[Extracted data entries]
▼▼▼

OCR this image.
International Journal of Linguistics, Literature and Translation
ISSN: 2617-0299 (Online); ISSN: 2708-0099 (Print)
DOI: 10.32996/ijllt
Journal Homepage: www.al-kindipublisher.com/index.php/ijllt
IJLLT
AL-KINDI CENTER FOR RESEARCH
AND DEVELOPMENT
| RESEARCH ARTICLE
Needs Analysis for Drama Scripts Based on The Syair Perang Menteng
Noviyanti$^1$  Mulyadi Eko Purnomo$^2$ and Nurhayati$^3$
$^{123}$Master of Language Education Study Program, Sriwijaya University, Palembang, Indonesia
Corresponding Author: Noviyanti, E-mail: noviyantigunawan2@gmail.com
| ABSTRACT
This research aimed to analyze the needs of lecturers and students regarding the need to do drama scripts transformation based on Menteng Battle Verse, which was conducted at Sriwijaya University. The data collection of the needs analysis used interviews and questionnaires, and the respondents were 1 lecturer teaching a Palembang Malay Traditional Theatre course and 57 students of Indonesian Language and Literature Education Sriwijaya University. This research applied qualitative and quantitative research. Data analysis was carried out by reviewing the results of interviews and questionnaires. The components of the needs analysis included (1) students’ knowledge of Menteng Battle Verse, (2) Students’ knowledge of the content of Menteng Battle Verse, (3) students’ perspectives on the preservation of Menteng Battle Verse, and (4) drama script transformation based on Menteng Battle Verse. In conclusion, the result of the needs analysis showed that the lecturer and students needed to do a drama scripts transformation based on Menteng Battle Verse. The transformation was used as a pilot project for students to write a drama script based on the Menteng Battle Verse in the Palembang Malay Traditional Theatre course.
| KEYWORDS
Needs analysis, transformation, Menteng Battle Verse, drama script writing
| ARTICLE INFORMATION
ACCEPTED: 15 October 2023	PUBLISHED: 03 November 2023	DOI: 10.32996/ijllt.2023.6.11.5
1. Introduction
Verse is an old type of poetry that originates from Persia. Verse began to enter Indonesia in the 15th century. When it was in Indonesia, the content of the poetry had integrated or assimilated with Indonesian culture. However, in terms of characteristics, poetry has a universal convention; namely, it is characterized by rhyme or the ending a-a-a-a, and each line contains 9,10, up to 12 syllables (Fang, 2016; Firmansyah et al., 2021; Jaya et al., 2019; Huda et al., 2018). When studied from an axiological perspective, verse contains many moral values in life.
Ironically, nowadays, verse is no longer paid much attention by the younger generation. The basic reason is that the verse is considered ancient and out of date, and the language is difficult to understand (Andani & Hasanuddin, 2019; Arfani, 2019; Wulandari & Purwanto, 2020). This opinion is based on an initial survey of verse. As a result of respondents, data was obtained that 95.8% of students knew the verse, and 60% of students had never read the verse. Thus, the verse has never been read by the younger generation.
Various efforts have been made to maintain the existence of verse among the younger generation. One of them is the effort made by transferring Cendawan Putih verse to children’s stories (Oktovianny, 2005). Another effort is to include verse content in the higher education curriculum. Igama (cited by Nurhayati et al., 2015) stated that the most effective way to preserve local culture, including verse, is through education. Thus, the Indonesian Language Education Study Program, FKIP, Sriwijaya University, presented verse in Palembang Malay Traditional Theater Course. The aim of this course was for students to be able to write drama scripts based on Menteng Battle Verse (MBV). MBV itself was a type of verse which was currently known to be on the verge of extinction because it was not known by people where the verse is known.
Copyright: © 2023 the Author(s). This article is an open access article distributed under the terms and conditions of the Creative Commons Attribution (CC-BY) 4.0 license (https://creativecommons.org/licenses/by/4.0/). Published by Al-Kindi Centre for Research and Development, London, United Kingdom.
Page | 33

▲▲▲

■ **WHAT TO WORK ON**
Every entry must be output again, exactly as written above.

■ **TASK RESULT**
OCR this image.
International Journal of Linguistics, Literature and Translation
ISSN: 2617-0299 (Online); ISSN: 2708-0099 (Print)
DOI: 10.32996/ijllt
Journal Homepage: www.al-kindipublisher.com/index.php/ijllt
IJLLT
AL-KINDI CENTER FOR RESEARCH
AND DEVELOPMENT
| RESEARCH ARTICLE
Needs Analysis for Drama Scripts Based on The Syair Perang Menteng
Noviyanti$^1$  Mulyadi Eko Purnomo$^2$ and Nurhayati$^3$
$^{123}$Master of Language Education Study Program, Sriwijaya University, Palembang, Indonesia
Corresponding Author: Noviyanti, E-mail: noviyantigunawan2@gmail.com
| ABSTRACT
This research aimed to analyze the needs of lecturers and students regarding the need to do drama scripts transformation based on Menteng Battle Verse, which was conducted at Sriwijaya University. The data collection of the needs analysis used interviews and questionnaires, and the respondents were 1 lecturer teaching a Palembang Malay Traditional Theatre course and 57 students of Indonesian Language and Literature Education Sriwijaya University. This research applied qualitative and quantitative research. Data analysis was carried out by reviewing the results of interviews and questionnaires. The components of the needs analysis included (1) students’ knowledge of Menteng Battle Verse, (2) Students’ knowledge of the content of Menteng Battle Verse, (3) students’ perspectives on the preservation of Menteng Battle Verse, and (4) drama script transformation based on Menteng Battle Verse. In conclusion, the result of the needs analysis showed that the lecturer and students needed to do a drama scripts transformation based on Menteng Battle Verse. The transformation was used as a pilot project for students to write a drama script based on the Menteng Battle Verse in the Palembang Malay Traditional Theatre course.
| KEYWORDS
Needs analysis, transformation, Menteng Battle Verse, drama script writing
| ARTICLE INFORMATION
ACCEPTED: 15 October 2023	PUBLISHED: 03 November 2023	DOI: 10.32996/ijllt.2023.6.11.5
1. Introduction
Verse is an old type of poetry that originates from Persia. Verse began to enter Indonesia in the 15th century. When it was in Indonesia, the content of the poetry had integrated or assimilated with Indonesian culture. However, in terms of characteristics, poetry has a universal convention; namely, it is characterized by rhyme or the ending a-a-a-a, and each line contains 9,10, up to 12 syllables (Fang, 2016; Firmansyah et al., 2021; Jaya et al., 2019; Huda et al., 2018). When studied from an axiological perspective, verse contains many moral values in life.
Ironically, nowadays, verse is no longer paid much attention by the younger generation. The basic reason is that the verse is considered ancient and out of date, and the language is difficult to understand (Andani & Hasanuddin, 2019; Arfani, 2019; Wulandari & Purwanto, 2020). This opinion is based on an initial survey of verse. As a result of respondents, data was obtained that 95.8% of students knew the verse, and 60% of students had never read the verse. Thus, the verse has never been read by the younger generation.
Various efforts have been made to maintain the existence of verse among the younger generation. One of them is the effort made by transferring Cendawan Putih verse to children’s stories (Oktovianny, 2005). Another effort is to include verse content in the higher education curriculum. Igama (cited by Nurhayati et al., 2015) stated that the most effective way to preserve local culture, including verse, is through education. Thus, the Indonesian Language Education Study Program, FKIP, Sriwijaya University, presented verse in Palembang Malay Traditional Theater Course. The aim of this course was for students to be able to write drama scripts based on Menteng Battle Verse (MBV). MBV itself was a type of verse which was currently known to be on the verge of extinction because it was not known by people where the verse is known.
Copyright: © 2023 the Author(s). This article is an open access article distributed under the terms and conditions of the Creative Commons Attribution (CC-BY) 4.0 license (https://creativecommons.org/licenses/by/4.0/). Published by Al-Kindi Centre for Research and Development, London, United Kingdom.
Page | 33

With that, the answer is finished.